Text block:
------
Milei looks to lay the foundations to create ‘non-human companies’
It is no secret that President Javier Milei wants to position Argentina as the ideal destination for investments in the technology sector.
A bill sponsored by Deregulation Minister Federico Sturzenegger, which was recently sent to the Argentine Congress, is a concrete step in that direction.
If the initiative, which seeks to reform the General Companies Act, is approved, it would grant legal status to “non-human companies”— i.e., managed exclusively by AI — and would also create the legal entity of decentralized organizations.
The Companies Act regulates the creation, operation, and dissolution of companies operating in Argentina. Under the guise of modernizing it — the law dates back to the 1970s — one of its main changes would be introducing the concept of an “automated company.”
According to a report by the Legal and Social Sciences School at the National University of La Plata (in Spanish, UNLP), this means “a company that can operate completely autonomously through algorithms or artificial intelligence, without the need for employees for its day-to-day operations.”
------
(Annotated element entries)
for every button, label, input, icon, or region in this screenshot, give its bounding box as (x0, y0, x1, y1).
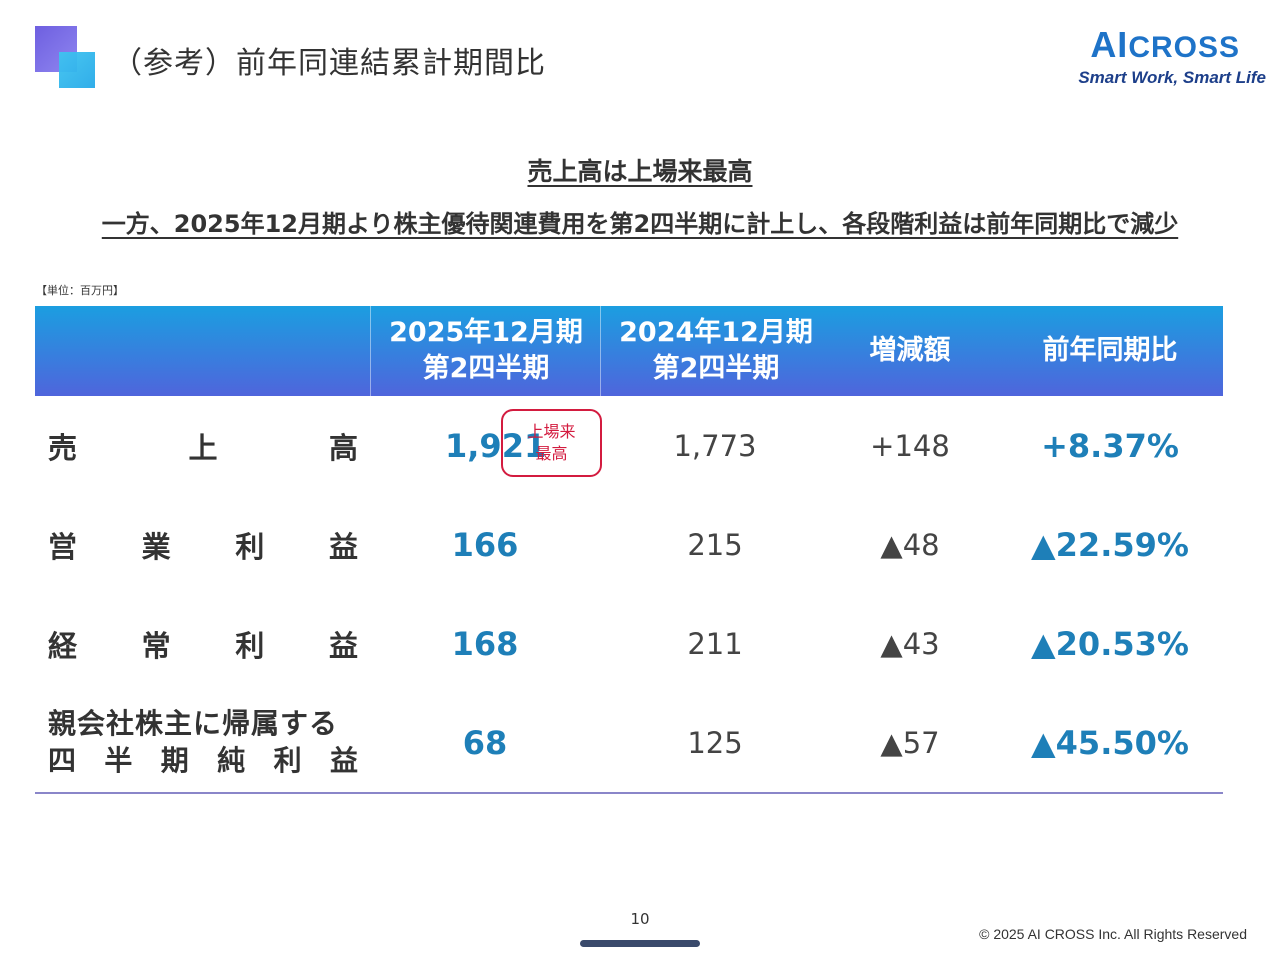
header-cell-ratio: 前年同期比 (1042, 334, 1178, 366)
row-label: 売上高 (48, 430, 358, 465)
headline-secondary: 一方、2025年12月期より株主優待関連費用を第2四半期に計上し、各段階利益は前… (101, 210, 1179, 238)
header-cell-current: 2025年12月期 第2四半期 (370, 306, 601, 396)
current-value: 1,921 (445, 426, 547, 465)
copyright-notice: © 2025 AI CROSS Inc. All Rights Reserved (979, 926, 1247, 942)
previous-value: 211 (687, 626, 743, 661)
current-value: 168 (451, 624, 519, 663)
headline-primary: 売上高は上場来最高 (527, 157, 753, 186)
table-row-operating-profit: 営業利益 166 215 ▲48 ▲22.59% (35, 495, 1223, 594)
ratio-value: ▲20.53% (1031, 624, 1189, 663)
row-label: 営業利益 (48, 529, 358, 564)
table-row-ordinary-profit: 経常利益 168 211 ▲43 ▲20.53% (35, 594, 1223, 693)
change-value: ▲57 (880, 725, 940, 760)
table-row-net-income: 親会社株主に帰属する 四半期純利益 68 125 ▲57 ▲45.50% (35, 693, 1223, 792)
header-cell-previous: 2024年12月期 第2四半期 (600, 306, 831, 396)
ratio-value: +8.37% (1041, 426, 1179, 465)
record-high-badge: 上場来 最高 (501, 409, 602, 477)
change-value: +148 (870, 428, 950, 463)
ratio-value: ▲45.50% (1031, 723, 1189, 762)
ratio-value: ▲22.59% (1031, 525, 1189, 564)
table-header: 2025年12月期 第2四半期 2024年12月期 第2四半期 増減額 前年同期… (35, 306, 1223, 396)
header-cell-change: 増減額 (869, 334, 951, 366)
page-indicator-bar (580, 940, 700, 947)
row-label: 経常利益 (48, 628, 358, 663)
change-value: ▲43 (880, 626, 940, 661)
row-label: 親会社株主に帰属する 四半期純利益 (48, 706, 358, 777)
page-title: （参考）前年同連結累計期間比 (112, 46, 546, 81)
current-value: 68 (462, 723, 508, 762)
company-logo: AICROSS Smart Work, Smart Life (1078, 24, 1266, 87)
change-value: ▲48 (880, 527, 940, 562)
page-number: 10 (630, 910, 650, 928)
previous-value: 1,773 (673, 428, 757, 463)
table-row-sales: 売上高 1,921 1,773 +148 +8.37% (35, 396, 1223, 495)
unit-note: 【単位：百万円】 (36, 284, 124, 297)
current-value: 166 (451, 525, 519, 564)
header-cell-empty (35, 306, 370, 396)
table-bottom-border (35, 792, 1223, 794)
previous-value: 125 (687, 725, 743, 760)
previous-value: 215 (687, 527, 743, 562)
logo-tagline: Smart Work, Smart Life (1078, 68, 1266, 87)
comparison-table: 2025年12月期 第2四半期 2024年12月期 第2四半期 増減額 前年同期… (35, 306, 1223, 792)
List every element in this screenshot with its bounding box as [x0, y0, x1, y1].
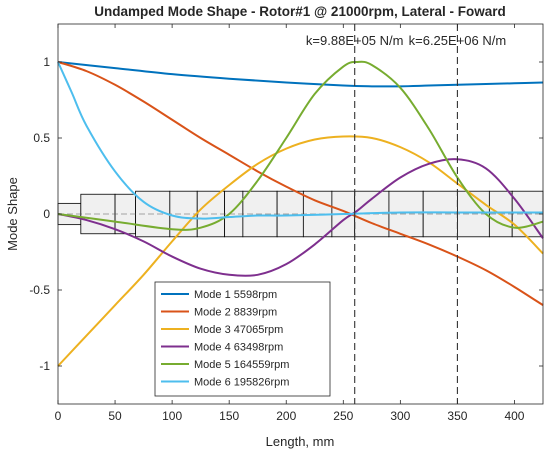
------
The tasks:
• A. According to the article on non-human companies, what three aspects of companies operating in Argentina does the Companies Act regulate?
• B. Check each statement against the article on non-human companies and answer yes or no, quoting the words that decide it: (i) The Companies Act dates back to the 1970s. (ii) President Javier Milei sponsored the bill. (iii) The report defining an "automated company" came from the University of Buenos Aires.
• C. Resume the article on non-human companies from its final sentence.

Answers provided:
• A. The Companies Act regulates the creation, operation, and dissolution of companies operating in Argentina.

• B.
(i) Yes: "the law dates back to the 1970s"
(ii) No: "A bill sponsored by Deregulation Minister Federico Sturzenegger"
(iii) No: "According to a report by the Legal and Social Sciences School at the National University of La Plata"

• C.
The legislation “enables a business model where decision-making and the execution of operations are handled by the automated system, not by individuals during working hours.”
María Eugenia Lafuente, the general counsel for the multinational legal and business advisory firm Binder Dijker Otte (BDO) in Argentina, told the Herald that, “if approved, the draft bill will be the first legislation of its kind in the world.”
According to attorney Pablo Serdán, the closest thing to an automated entity is AI agents. This means systems that “execute operations, enter into contracts, and move funds on their own, for example, in trading.”
He clarified, however, that they “always exist within a company with human owners.”
“What is unprecedented about the bill is that it would give that agent........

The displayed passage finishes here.